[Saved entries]
────────────────────────────────────────

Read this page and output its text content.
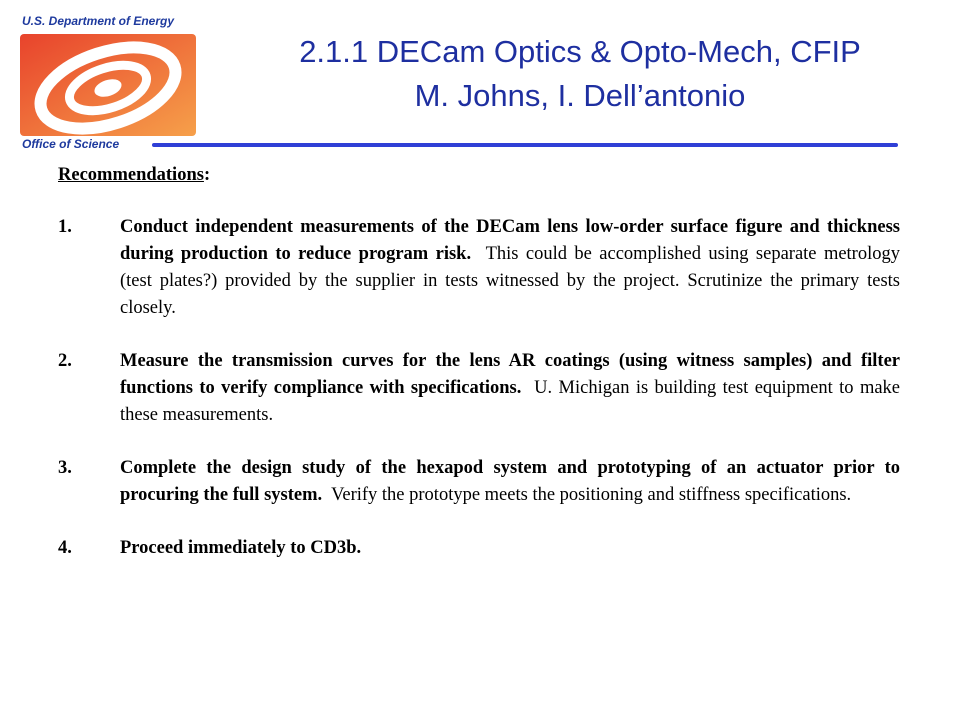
U.S. Department of Energy
Office of Science
2.1.1 DECam Optics & Opto-Mech, CFIP
M. Johns, I. Dell’antonio

Recommendations:

1.	Conduct independent measurements of the DECam lens low-order surface figure and thickness during production to reduce program risk. This could be accomplished using separate metrology (test plates?) provided by the supplier in tests witnessed by the project. Scrutinize the primary tests closely.
2.	Measure the transmission curves for the lens AR coatings (using witness samples) and filter functions to verify compliance with specifications. U. Michigan is building test equipment to make these measurements.
3.	Complete the design study of the hexapod system and prototyping of an actuator prior to procuring the full system. Verify the prototype meets the positioning and stiffness specifications.
4.	Proceed immediately to CD3b.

────────────────────────────────────────

» **BRIEF**:
Using the listing above, show every line that includes the string "lens".

» **RESULT OF THE TASK**:
1.	Conduct independent measurements of the DECam lens low-order surface figure and thickness during production to reduce program risk. This could be accomplished using separate metrology (test plates?) provided by the supplier in tests witnessed by the project. Scrutinize the primary tests closely.
2.	Measure the transmission curves for the lens AR coatings (using witness samples) and filter functions to verify compliance with specifications. U. Michigan is building test equipment to make these measurements.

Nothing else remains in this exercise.